Work to do:
Report how many lines of the entries below contain the word "letter", and nothing more.
━━━
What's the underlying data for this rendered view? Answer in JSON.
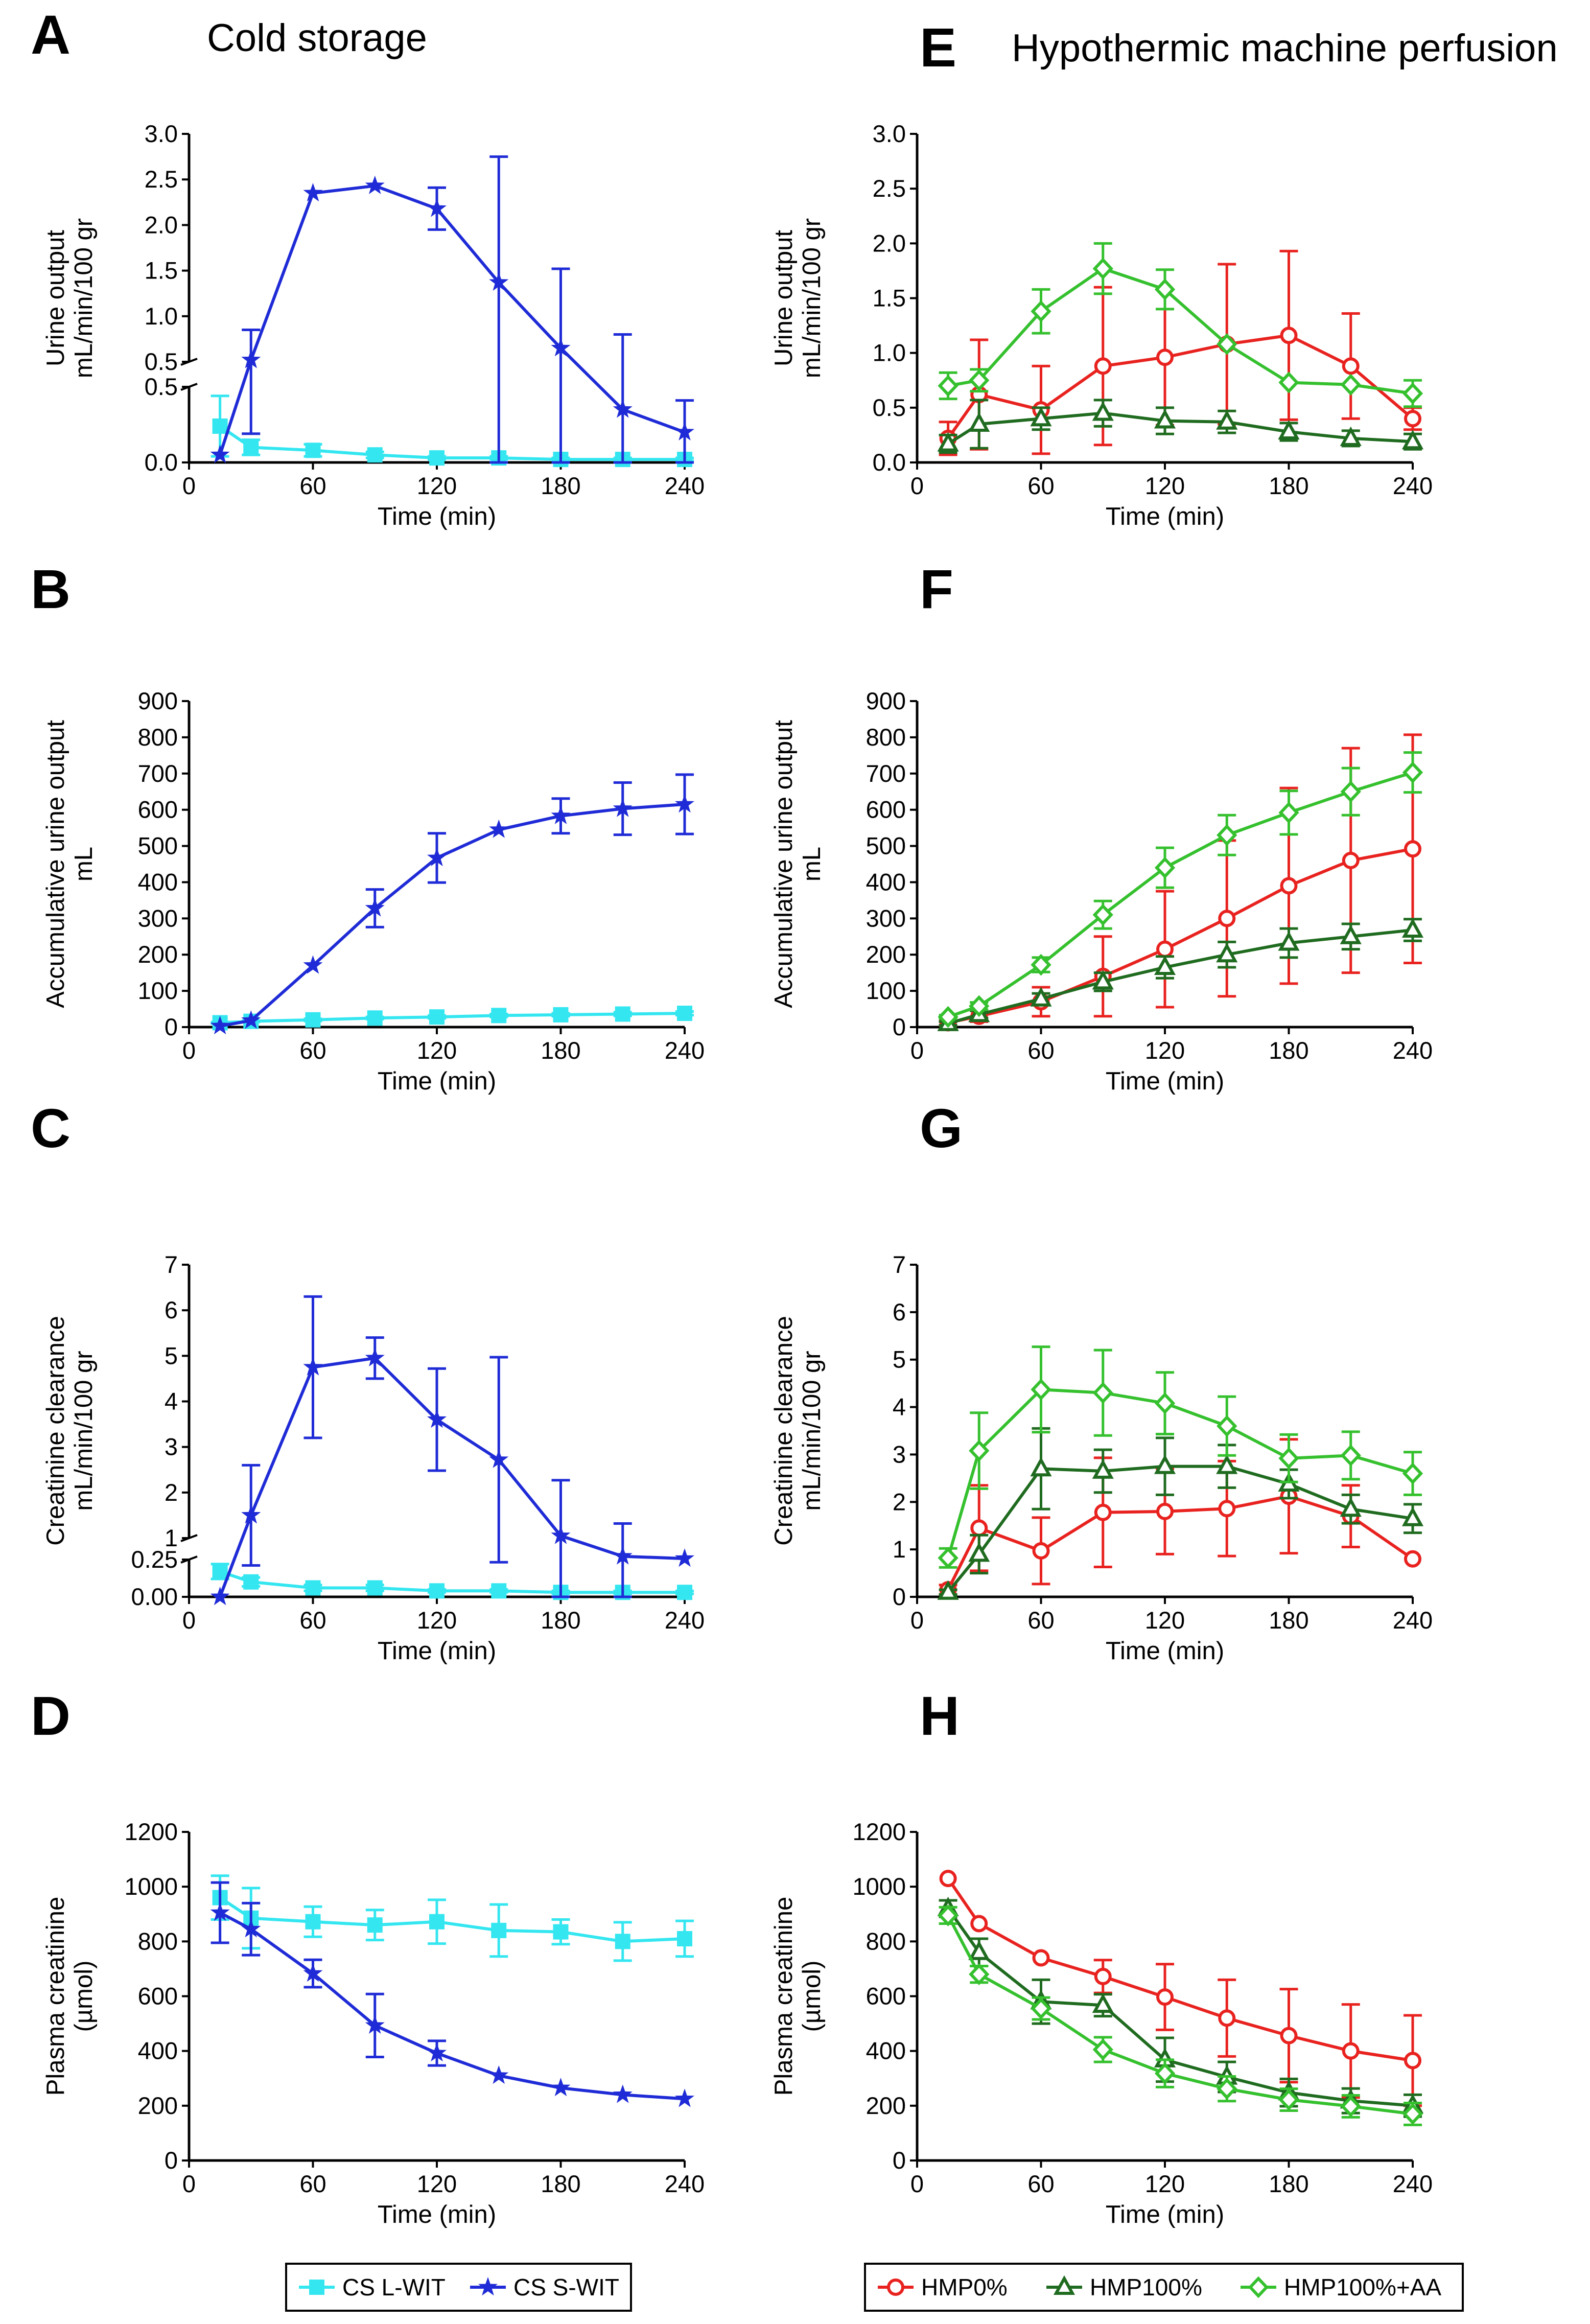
{
  "figure": {
    "heading_left": "Cold storage",
    "heading_right": "Hypothermic machine perfusion"
  },
  "colors": {
    "cs_lwit": "#33e6f0",
    "cs_swit": "#1f2bd6",
    "hmp0": "#e8221f",
    "hmp100": "#1f6b1f",
    "hmp100aa": "#35c02e",
    "axis": "#000000"
  },
  "legends": {
    "left": [
      {
        "label": "CS L-WIT",
        "color": "#33e6f0",
        "marker": "square"
      },
      {
        "label": "CS S-WIT",
        "color": "#1f2bd6",
        "marker": "star"
      }
    ],
    "right": [
      {
        "label": "HMP0%",
        "color": "#e8221f",
        "marker": "circle"
      },
      {
        "label": "HMP100%",
        "color": "#1f6b1f",
        "marker": "triangle"
      },
      {
        "label": "HMP100%+AA",
        "color": "#35c02e",
        "marker": "diamond"
      }
    ]
  },
  "chart_data": [
    {
      "id": "A",
      "type": "line",
      "letter": "A",
      "xlabel": "Time (min)",
      "ylabel": [
        "Urine output",
        "mL/min/100 gr"
      ],
      "xlim": [
        0,
        240
      ],
      "xticks": [
        0,
        60,
        120,
        180,
        240
      ],
      "ylim": [
        0,
        3.0
      ],
      "break": {
        "lower": [
          0,
          0.5
        ],
        "upper": [
          0.5,
          3.0
        ],
        "lower_ticks": [
          "0.0",
          "0.5"
        ],
        "upper_ticks": [
          "0.5",
          "1.0",
          "1.5",
          "2.0",
          "2.5",
          "3.0"
        ]
      },
      "series": [
        {
          "name": "CS L-WIT",
          "color": "#33e6f0",
          "marker": "square",
          "x": [
            15,
            30,
            60,
            90,
            120,
            150,
            180,
            210,
            240
          ],
          "y": [
            0.24,
            0.1,
            0.08,
            0.05,
            0.03,
            0.03,
            0.02,
            0.02,
            0.02
          ],
          "err": [
            0.2,
            0.05,
            0.04,
            0.02,
            0.01,
            0.01,
            0.01,
            0.01,
            0.01
          ]
        },
        {
          "name": "CS S-WIT",
          "color": "#1f2bd6",
          "marker": "star",
          "x": [
            15,
            30,
            60,
            90,
            120,
            150,
            180,
            210,
            240
          ],
          "y": [
            0.05,
            0.52,
            2.35,
            2.43,
            2.18,
            1.37,
            0.65,
            0.35,
            0.2
          ],
          "err": [
            0.0,
            0.33,
            0.0,
            0.0,
            0.23,
            1.38,
            0.87,
            0.45,
            0.21
          ]
        }
      ]
    },
    {
      "id": "B",
      "type": "line",
      "letter": "B",
      "xlabel": "Time (min)",
      "ylabel": [
        "Accumulative urine output",
        "mL"
      ],
      "xlim": [
        0,
        240
      ],
      "xticks": [
        0,
        60,
        120,
        180,
        240
      ],
      "ylim": [
        0,
        900
      ],
      "yticks": [
        0,
        100,
        200,
        300,
        400,
        500,
        600,
        700,
        800,
        900
      ],
      "series": [
        {
          "name": "CS L-WIT",
          "color": "#33e6f0",
          "marker": "square",
          "x": [
            15,
            30,
            60,
            90,
            120,
            150,
            180,
            210,
            240
          ],
          "y": [
            12,
            16,
            20,
            25,
            28,
            32,
            34,
            36,
            38
          ],
          "err": [
            2,
            2,
            3,
            3,
            4,
            4,
            4,
            5,
            5
          ]
        },
        {
          "name": "CS S-WIT",
          "color": "#1f2bd6",
          "marker": "star",
          "x": [
            15,
            30,
            60,
            90,
            120,
            150,
            180,
            210,
            240
          ],
          "y": [
            3,
            18,
            170,
            328,
            467,
            545,
            583,
            603,
            615
          ],
          "err": [
            0,
            0,
            0,
            52,
            68,
            0,
            48,
            72,
            82
          ]
        }
      ]
    },
    {
      "id": "C",
      "type": "line",
      "letter": "C",
      "xlabel": "Time (min)",
      "ylabel": [
        "Creatinine clearance",
        "mL/min/100 gr"
      ],
      "xlim": [
        0,
        240
      ],
      "xticks": [
        0,
        60,
        120,
        180,
        240
      ],
      "ylim": [
        0,
        7
      ],
      "break": {
        "lower": [
          0,
          0.25
        ],
        "upper": [
          1,
          7
        ],
        "lower_ticks": [
          "0.00",
          "0.25"
        ],
        "upper_ticks": [
          "1",
          "2",
          "3",
          "4",
          "5",
          "6",
          "7"
        ]
      },
      "series": [
        {
          "name": "CS L-WIT",
          "color": "#33e6f0",
          "marker": "square",
          "x": [
            15,
            30,
            60,
            90,
            120,
            150,
            180,
            210,
            240
          ],
          "y": [
            0.17,
            0.1,
            0.06,
            0.06,
            0.04,
            0.04,
            0.03,
            0.03,
            0.03
          ],
          "err": [
            0.05,
            0.03,
            0.02,
            0.02,
            0.01,
            0.01,
            0.01,
            0.01,
            0.01
          ]
        },
        {
          "name": "CS S-WIT",
          "color": "#1f2bd6",
          "marker": "star",
          "x": [
            15,
            30,
            60,
            90,
            120,
            150,
            180,
            210,
            240
          ],
          "y": [
            0.0,
            1.5,
            4.75,
            4.95,
            3.6,
            2.72,
            1.05,
            0.6,
            0.55
          ],
          "err": [
            0.0,
            1.1,
            1.55,
            0.45,
            1.12,
            2.25,
            1.22,
            0.72,
            0.0
          ]
        }
      ]
    },
    {
      "id": "D",
      "type": "line",
      "letter": "D",
      "xlabel": "Time (min)",
      "ylabel": [
        "Plasma creatinine",
        "(µmol)"
      ],
      "xlim": [
        0,
        240
      ],
      "xticks": [
        0,
        60,
        120,
        180,
        240
      ],
      "ylim": [
        0,
        1200
      ],
      "yticks": [
        0,
        200,
        400,
        600,
        800,
        1000,
        1200
      ],
      "series": [
        {
          "name": "CS L-WIT",
          "color": "#33e6f0",
          "marker": "square",
          "x": [
            15,
            30,
            60,
            90,
            120,
            150,
            180,
            210,
            240
          ],
          "y": [
            960,
            885,
            872,
            860,
            872,
            840,
            835,
            800,
            810
          ],
          "err": [
            80,
            110,
            55,
            55,
            80,
            95,
            45,
            70,
            65
          ]
        },
        {
          "name": "CS S-WIT",
          "color": "#1f2bd6",
          "marker": "star",
          "x": [
            15,
            30,
            60,
            90,
            120,
            150,
            180,
            210,
            240
          ],
          "y": [
            905,
            845,
            683,
            493,
            392,
            310,
            265,
            240,
            225
          ],
          "err": [
            110,
            95,
            50,
            115,
            45,
            0,
            0,
            0,
            0
          ]
        }
      ]
    },
    {
      "id": "E",
      "type": "line",
      "letter": "E",
      "xlabel": "Time (min)",
      "ylabel": [
        "Urine output",
        "mL/min/100 gr"
      ],
      "xlim": [
        0,
        240
      ],
      "xticks": [
        0,
        60,
        120,
        180,
        240
      ],
      "ylim": [
        0,
        3.0
      ],
      "yticks": [
        0,
        0.5,
        1.0,
        1.5,
        2.0,
        2.5,
        3.0
      ],
      "ytick_labels": [
        "0.0",
        "0.5",
        "1.0",
        "1.5",
        "2.0",
        "2.5",
        "3.0"
      ],
      "series": [
        {
          "name": "HMP0%",
          "color": "#e8221f",
          "marker": "circle",
          "x": [
            15,
            30,
            60,
            90,
            120,
            150,
            180,
            210,
            240
          ],
          "y": [
            0.22,
            0.62,
            0.48,
            0.88,
            0.96,
            1.08,
            1.16,
            0.88,
            0.4
          ],
          "err": [
            0.15,
            0.5,
            0.4,
            0.72,
            0.62,
            0.73,
            0.77,
            0.48,
            0.1
          ]
        },
        {
          "name": "HMP100%",
          "color": "#1f6b1f",
          "marker": "triangle",
          "x": [
            15,
            30,
            60,
            90,
            120,
            150,
            180,
            210,
            240
          ],
          "y": [
            0.17,
            0.35,
            0.4,
            0.45,
            0.38,
            0.37,
            0.28,
            0.22,
            0.19
          ],
          "err": [
            0.08,
            0.22,
            0.1,
            0.12,
            0.12,
            0.1,
            0.08,
            0.07,
            0.07
          ]
        },
        {
          "name": "HMP100%+AA",
          "color": "#35c02e",
          "marker": "diamond",
          "x": [
            15,
            30,
            60,
            90,
            120,
            150,
            180,
            210,
            240
          ],
          "y": [
            0.7,
            0.75,
            1.38,
            1.77,
            1.58,
            1.08,
            0.73,
            0.71,
            0.63
          ],
          "err": [
            0.12,
            0.1,
            0.2,
            0.23,
            0.18,
            0.0,
            0.0,
            0.0,
            0.12
          ]
        }
      ]
    },
    {
      "id": "F",
      "type": "line",
      "letter": "F",
      "xlabel": "Time (min)",
      "ylabel": [
        "Accumulative urine output",
        "mL"
      ],
      "xlim": [
        0,
        240
      ],
      "xticks": [
        0,
        60,
        120,
        180,
        240
      ],
      "ylim": [
        0,
        900
      ],
      "yticks": [
        0,
        100,
        200,
        300,
        400,
        500,
        600,
        700,
        800,
        900
      ],
      "series": [
        {
          "name": "HMP0%",
          "color": "#e8221f",
          "marker": "circle",
          "x": [
            15,
            30,
            60,
            90,
            120,
            150,
            180,
            210,
            240
          ],
          "y": [
            12,
            30,
            70,
            140,
            215,
            300,
            390,
            460,
            492
          ],
          "err": [
            8,
            15,
            40,
            110,
            160,
            215,
            270,
            310,
            315
          ]
        },
        {
          "name": "HMP100%",
          "color": "#1f6b1f",
          "marker": "triangle",
          "x": [
            15,
            30,
            60,
            90,
            120,
            150,
            180,
            210,
            240
          ],
          "y": [
            10,
            35,
            78,
            125,
            165,
            200,
            232,
            250,
            268
          ],
          "err": [
            5,
            10,
            15,
            25,
            30,
            35,
            40,
            35,
            30
          ]
        },
        {
          "name": "HMP100%+AA",
          "color": "#35c02e",
          "marker": "diamond",
          "x": [
            15,
            30,
            60,
            90,
            120,
            150,
            180,
            210,
            240
          ],
          "y": [
            28,
            58,
            172,
            310,
            440,
            530,
            592,
            650,
            703
          ],
          "err": [
            5,
            10,
            20,
            38,
            55,
            55,
            60,
            65,
            55
          ]
        }
      ]
    },
    {
      "id": "G",
      "type": "line",
      "letter": "G",
      "xlabel": "Time (min)",
      "ylabel": [
        "Creatinine clearance",
        "mL/min/100 gr"
      ],
      "xlim": [
        0,
        240
      ],
      "xticks": [
        0,
        60,
        120,
        180,
        240
      ],
      "ylim": [
        0,
        7
      ],
      "yticks": [
        0,
        1,
        2,
        3,
        4,
        5,
        6,
        7
      ],
      "series": [
        {
          "name": "HMP0%",
          "color": "#e8221f",
          "marker": "circle",
          "x": [
            15,
            30,
            60,
            90,
            120,
            150,
            180,
            210,
            240
          ],
          "y": [
            0.15,
            1.45,
            0.97,
            1.78,
            1.8,
            1.86,
            2.12,
            1.7,
            0.8
          ],
          "err": [
            0.1,
            0.9,
            0.7,
            1.15,
            0.9,
            1.0,
            1.2,
            0.65,
            0.0
          ]
        },
        {
          "name": "HMP100%",
          "color": "#1f6b1f",
          "marker": "triangle",
          "x": [
            15,
            30,
            60,
            90,
            120,
            150,
            180,
            210,
            240
          ],
          "y": [
            0.1,
            0.9,
            2.7,
            2.65,
            2.75,
            2.75,
            2.38,
            1.85,
            1.65
          ],
          "err": [
            0.05,
            0.4,
            0.85,
            0.45,
            0.6,
            0.45,
            0.3,
            0.3,
            0.3
          ]
        },
        {
          "name": "HMP100%+AA",
          "color": "#35c02e",
          "marker": "diamond",
          "x": [
            15,
            30,
            60,
            90,
            120,
            150,
            180,
            210,
            240
          ],
          "y": [
            0.82,
            3.08,
            4.37,
            4.3,
            4.08,
            3.6,
            2.92,
            2.98,
            2.6
          ],
          "err": [
            0.2,
            0.8,
            0.9,
            0.9,
            0.65,
            0.62,
            0.5,
            0.5,
            0.45
          ]
        }
      ]
    },
    {
      "id": "H",
      "type": "line",
      "letter": "H",
      "xlabel": "Time (min)",
      "ylabel": [
        "Plasma creatinine",
        "(µmol)"
      ],
      "xlim": [
        0,
        240
      ],
      "xticks": [
        0,
        60,
        120,
        180,
        240
      ],
      "ylim": [
        0,
        1200
      ],
      "yticks": [
        0,
        200,
        400,
        600,
        800,
        1000,
        1200
      ],
      "series": [
        {
          "name": "HMP0%",
          "color": "#e8221f",
          "marker": "circle",
          "x": [
            15,
            30,
            60,
            90,
            120,
            150,
            180,
            210,
            240
          ],
          "y": [
            1030,
            865,
            740,
            672,
            597,
            520,
            456,
            400,
            365
          ],
          "err": [
            0,
            0,
            0,
            60,
            120,
            140,
            170,
            170,
            165
          ]
        },
        {
          "name": "HMP100%",
          "color": "#1f6b1f",
          "marker": "triangle",
          "x": [
            15,
            30,
            60,
            90,
            120,
            150,
            180,
            210,
            240
          ],
          "y": [
            920,
            760,
            580,
            567,
            368,
            305,
            248,
            218,
            200
          ],
          "err": [
            30,
            50,
            80,
            40,
            80,
            55,
            50,
            45,
            40
          ]
        },
        {
          "name": "HMP100%+AA",
          "color": "#35c02e",
          "marker": "diamond",
          "x": [
            15,
            30,
            60,
            90,
            120,
            150,
            180,
            210,
            240
          ],
          "y": [
            895,
            680,
            555,
            405,
            318,
            262,
            222,
            198,
            170
          ],
          "err": [
            30,
            30,
            40,
            45,
            50,
            45,
            40,
            40,
            40
          ]
        }
      ]
    }
  ]
}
━━━
Result:
8